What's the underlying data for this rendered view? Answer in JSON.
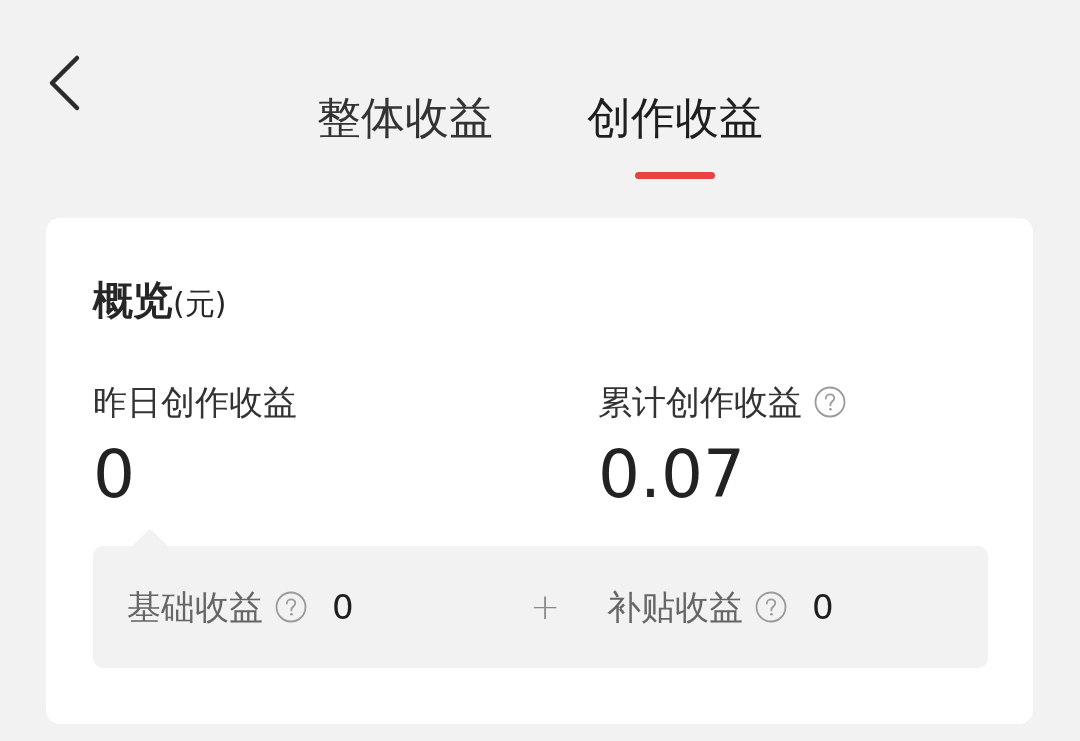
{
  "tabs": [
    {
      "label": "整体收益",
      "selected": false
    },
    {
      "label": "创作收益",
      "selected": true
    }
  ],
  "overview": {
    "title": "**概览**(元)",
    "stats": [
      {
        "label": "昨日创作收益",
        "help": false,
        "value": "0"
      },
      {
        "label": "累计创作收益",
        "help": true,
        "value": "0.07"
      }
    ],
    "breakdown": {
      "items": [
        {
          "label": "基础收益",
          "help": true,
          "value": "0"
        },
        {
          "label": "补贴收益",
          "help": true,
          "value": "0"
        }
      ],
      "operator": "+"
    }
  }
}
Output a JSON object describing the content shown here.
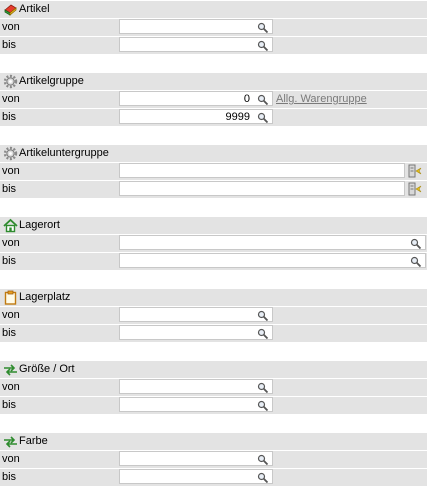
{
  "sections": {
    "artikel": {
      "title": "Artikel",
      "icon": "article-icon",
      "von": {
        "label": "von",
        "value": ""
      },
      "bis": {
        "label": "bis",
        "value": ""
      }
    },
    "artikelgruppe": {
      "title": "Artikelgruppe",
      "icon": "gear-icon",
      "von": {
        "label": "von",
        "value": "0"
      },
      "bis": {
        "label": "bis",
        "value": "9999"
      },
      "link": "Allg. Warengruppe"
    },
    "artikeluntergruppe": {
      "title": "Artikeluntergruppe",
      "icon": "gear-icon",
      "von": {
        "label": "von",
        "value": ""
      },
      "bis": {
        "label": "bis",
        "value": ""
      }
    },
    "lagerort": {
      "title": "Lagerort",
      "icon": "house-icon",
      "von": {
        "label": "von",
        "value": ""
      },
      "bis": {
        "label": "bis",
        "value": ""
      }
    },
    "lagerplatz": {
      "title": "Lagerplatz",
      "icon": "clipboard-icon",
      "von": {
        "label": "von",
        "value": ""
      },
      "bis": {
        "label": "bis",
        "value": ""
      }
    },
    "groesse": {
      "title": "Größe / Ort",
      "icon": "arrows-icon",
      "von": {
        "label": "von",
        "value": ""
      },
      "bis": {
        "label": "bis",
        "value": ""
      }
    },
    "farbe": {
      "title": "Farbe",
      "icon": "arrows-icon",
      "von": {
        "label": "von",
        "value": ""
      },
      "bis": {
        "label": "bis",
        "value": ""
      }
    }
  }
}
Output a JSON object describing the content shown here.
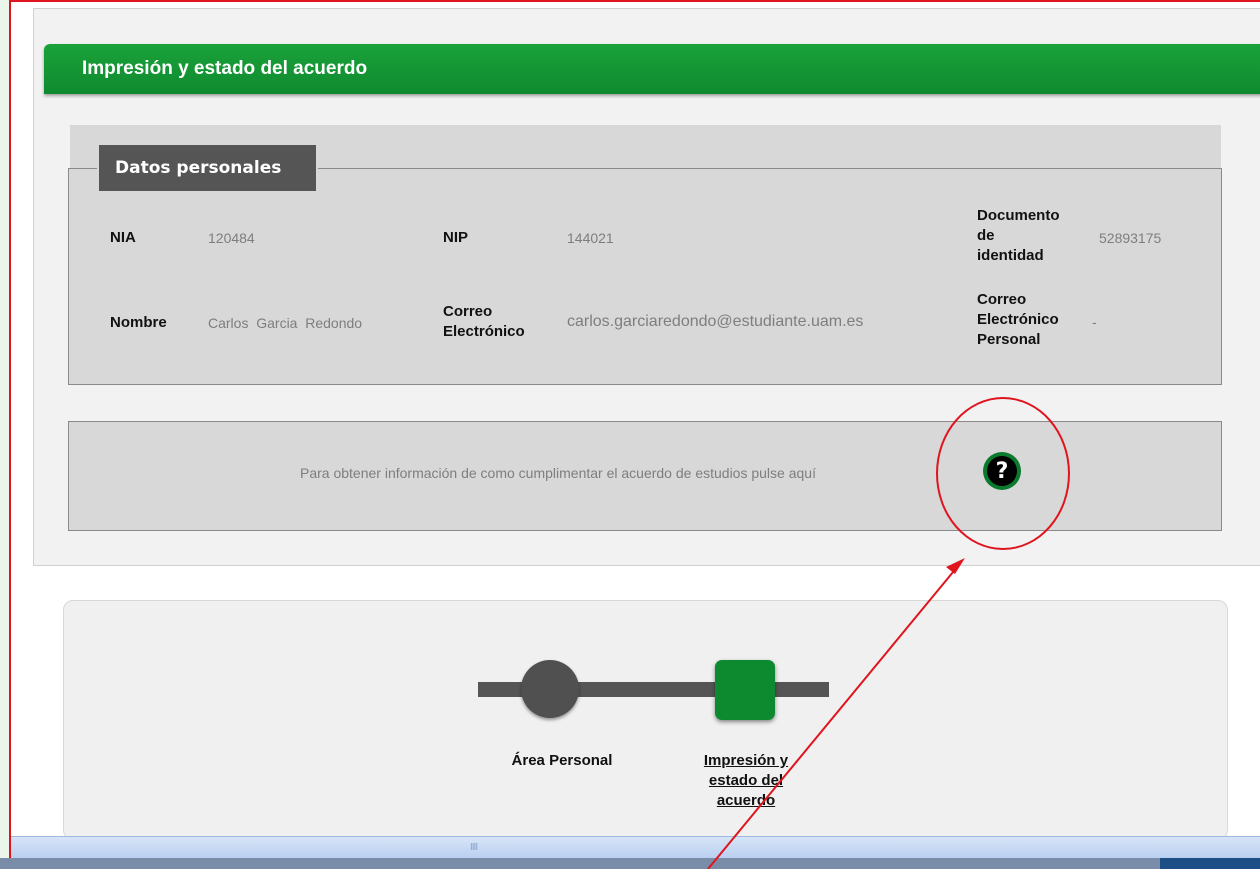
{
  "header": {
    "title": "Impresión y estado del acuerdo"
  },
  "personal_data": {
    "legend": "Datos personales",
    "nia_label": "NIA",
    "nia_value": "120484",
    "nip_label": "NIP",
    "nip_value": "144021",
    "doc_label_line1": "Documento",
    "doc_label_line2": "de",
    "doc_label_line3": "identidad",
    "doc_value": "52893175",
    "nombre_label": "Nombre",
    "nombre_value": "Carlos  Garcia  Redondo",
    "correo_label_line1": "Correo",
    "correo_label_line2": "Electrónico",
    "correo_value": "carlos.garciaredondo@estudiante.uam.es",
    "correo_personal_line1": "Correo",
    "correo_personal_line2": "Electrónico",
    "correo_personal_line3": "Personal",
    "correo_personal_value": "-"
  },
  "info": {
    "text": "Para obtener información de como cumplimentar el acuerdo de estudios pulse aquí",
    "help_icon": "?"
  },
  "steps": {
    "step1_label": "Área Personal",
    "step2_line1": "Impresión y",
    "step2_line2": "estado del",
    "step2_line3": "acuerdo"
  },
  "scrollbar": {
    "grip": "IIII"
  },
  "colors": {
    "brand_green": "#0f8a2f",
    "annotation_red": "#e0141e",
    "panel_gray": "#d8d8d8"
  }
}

• What is expected
Find the word "acuerdo" in the data and show each line that holds it.

• Written reply
    "title": "Impresión y estado del acuerdo"
    "text": "Para obtener información de como cumplimentar el acuerdo de estudios pulse aquí",
    "step2_line3": "acuerdo"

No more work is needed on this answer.